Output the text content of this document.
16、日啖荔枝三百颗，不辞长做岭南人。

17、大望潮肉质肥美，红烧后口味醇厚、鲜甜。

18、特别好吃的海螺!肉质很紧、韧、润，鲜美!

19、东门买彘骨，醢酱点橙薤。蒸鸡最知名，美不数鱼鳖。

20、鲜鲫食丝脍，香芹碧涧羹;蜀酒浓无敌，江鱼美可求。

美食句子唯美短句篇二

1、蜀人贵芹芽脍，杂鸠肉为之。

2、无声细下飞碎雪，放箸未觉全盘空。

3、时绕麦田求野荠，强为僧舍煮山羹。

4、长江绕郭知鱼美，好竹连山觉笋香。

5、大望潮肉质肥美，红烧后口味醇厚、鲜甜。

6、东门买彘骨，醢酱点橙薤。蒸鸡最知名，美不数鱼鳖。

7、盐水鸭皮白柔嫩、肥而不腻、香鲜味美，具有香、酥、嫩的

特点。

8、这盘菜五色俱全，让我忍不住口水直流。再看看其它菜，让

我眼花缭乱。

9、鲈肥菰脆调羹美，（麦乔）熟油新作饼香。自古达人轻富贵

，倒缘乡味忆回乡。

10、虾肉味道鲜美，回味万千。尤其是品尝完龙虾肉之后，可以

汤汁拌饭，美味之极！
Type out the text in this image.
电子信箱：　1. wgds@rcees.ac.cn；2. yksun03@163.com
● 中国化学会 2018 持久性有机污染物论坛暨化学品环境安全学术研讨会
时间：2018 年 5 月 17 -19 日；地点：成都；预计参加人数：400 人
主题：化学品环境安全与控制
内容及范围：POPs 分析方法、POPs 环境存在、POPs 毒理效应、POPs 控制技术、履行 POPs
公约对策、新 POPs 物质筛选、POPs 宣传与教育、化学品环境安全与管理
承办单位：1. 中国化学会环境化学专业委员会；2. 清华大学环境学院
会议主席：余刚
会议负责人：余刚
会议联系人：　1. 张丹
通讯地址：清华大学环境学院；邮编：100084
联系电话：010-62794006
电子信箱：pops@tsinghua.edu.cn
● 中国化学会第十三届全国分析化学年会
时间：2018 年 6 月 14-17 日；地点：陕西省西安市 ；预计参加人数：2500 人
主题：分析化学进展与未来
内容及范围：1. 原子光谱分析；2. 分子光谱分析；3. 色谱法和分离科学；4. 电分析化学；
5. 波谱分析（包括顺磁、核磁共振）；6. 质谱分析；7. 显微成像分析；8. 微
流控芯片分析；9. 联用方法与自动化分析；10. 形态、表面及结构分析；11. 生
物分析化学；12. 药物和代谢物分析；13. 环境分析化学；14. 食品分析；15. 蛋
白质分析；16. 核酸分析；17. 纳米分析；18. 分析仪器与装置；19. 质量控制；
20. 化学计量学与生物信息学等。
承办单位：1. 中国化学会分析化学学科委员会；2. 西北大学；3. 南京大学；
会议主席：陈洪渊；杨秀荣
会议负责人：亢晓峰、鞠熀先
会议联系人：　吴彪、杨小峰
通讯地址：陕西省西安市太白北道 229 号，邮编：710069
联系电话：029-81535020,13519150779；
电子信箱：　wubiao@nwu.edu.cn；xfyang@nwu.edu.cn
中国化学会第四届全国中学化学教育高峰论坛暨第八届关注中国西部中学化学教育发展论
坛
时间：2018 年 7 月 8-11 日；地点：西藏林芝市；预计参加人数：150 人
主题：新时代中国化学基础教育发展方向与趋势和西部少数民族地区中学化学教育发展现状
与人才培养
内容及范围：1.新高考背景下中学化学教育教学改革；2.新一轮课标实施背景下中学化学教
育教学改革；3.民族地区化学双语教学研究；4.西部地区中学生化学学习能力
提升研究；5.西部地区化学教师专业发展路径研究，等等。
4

_ _ _ _ _ _ _

Task directions. Write out the entries above once more, without altering anything.

Task answer.
Output the text content of this document.
16、日啖荔枝三百颗，不辞长做岭南人。

17、大望潮肉质肥美，红烧后口味醇厚、鲜甜。

18、特别好吃的海螺!肉质很紧、韧、润，鲜美!

19、东门买彘骨，醢酱点橙薤。蒸鸡最知名，美不数鱼鳖。

20、鲜鲫食丝脍，香芹碧涧羹;蜀酒浓无敌，江鱼美可求。

美食句子唯美短句篇二

1、蜀人贵芹芽脍，杂鸠肉为之。

2、无声细下飞碎雪，放箸未觉全盘空。

3、时绕麦田求野荠，强为僧舍煮山羹。

4、长江绕郭知鱼美，好竹连山觉笋香。

5、大望潮肉质肥美，红烧后口味醇厚、鲜甜。

6、东门买彘骨，醢酱点橙薤。蒸鸡最知名，美不数鱼鳖。

7、盐水鸭皮白柔嫩、肥而不腻、香鲜味美，具有香、酥、嫩的

特点。

8、这盘菜五色俱全，让我忍不住口水直流。再看看其它菜，让

我眼花缭乱。

9、鲈肥菰脆调羹美，（麦乔）熟油新作饼香。自古达人轻富贵

，倒缘乡味忆回乡。

10、虾肉味道鲜美，回味万千。尤其是品尝完龙虾肉之后，可以

汤汁拌饭，美味之极！
Type out the text in this image.
电子信箱：　1. wgds@rcees.ac.cn；2. yksun03@163.com
● 中国化学会 2018 持久性有机污染物论坛暨化学品环境安全学术研讨会
时间：2018 年 5 月 17 -19 日；地点：成都；预计参加人数：400 人
主题：化学品环境安全与控制
内容及范围：POPs 分析方法、POPs 环境存在、POPs 毒理效应、POPs 控制技术、履行 POPs
公约对策、新 POPs 物质筛选、POPs 宣传与教育、化学品环境安全与管理
承办单位：1. 中国化学会环境化学专业委员会；2. 清华大学环境学院
会议主席：余刚
会议负责人：余刚
会议联系人：　1. 张丹
通讯地址：清华大学环境学院；邮编：100084
联系电话：010-62794006
电子信箱：pops@tsinghua.edu.cn
● 中国化学会第十三届全国分析化学年会
时间：2018 年 6 月 14-17 日；地点：陕西省西安市 ；预计参加人数：2500 人
主题：分析化学进展与未来
内容及范围：1. 原子光谱分析；2. 分子光谱分析；3. 色谱法和分离科学；4. 电分析化学；
5. 波谱分析（包括顺磁、核磁共振）；6. 质谱分析；7. 显微成像分析；8. 微
流控芯片分析；9. 联用方法与自动化分析；10. 形态、表面及结构分析；11. 生
物分析化学；12. 药物和代谢物分析；13. 环境分析化学；14. 食品分析；15. 蛋
白质分析；16. 核酸分析；17. 纳米分析；18. 分析仪器与装置；19. 质量控制；
20. 化学计量学与生物信息学等。
承办单位：1. 中国化学会分析化学学科委员会；2. 西北大学；3. 南京大学；
会议主席：陈洪渊；杨秀荣
会议负责人：亢晓峰、鞠熀先
会议联系人：　吴彪、杨小峰
通讯地址：陕西省西安市太白北道 229 号，邮编：710069
联系电话：029-81535020,13519150779；
电子信箱：　wubiao@nwu.edu.cn；xfyang@nwu.edu.cn
中国化学会第四届全国中学化学教育高峰论坛暨第八届关注中国西部中学化学教育发展论
坛
时间：2018 年 7 月 8-11 日；地点：西藏林芝市；预计参加人数：150 人
主题：新时代中国化学基础教育发展方向与趋势和西部少数民族地区中学化学教育发展现状
与人才培养
内容及范围：1.新高考背景下中学化学教育教学改革；2.新一轮课标实施背景下中学化学教
育教学改革；3.民族地区化学双语教学研究；4.西部地区中学生化学学习能力
提升研究；5.西部地区化学教师专业发展路径研究，等等。
4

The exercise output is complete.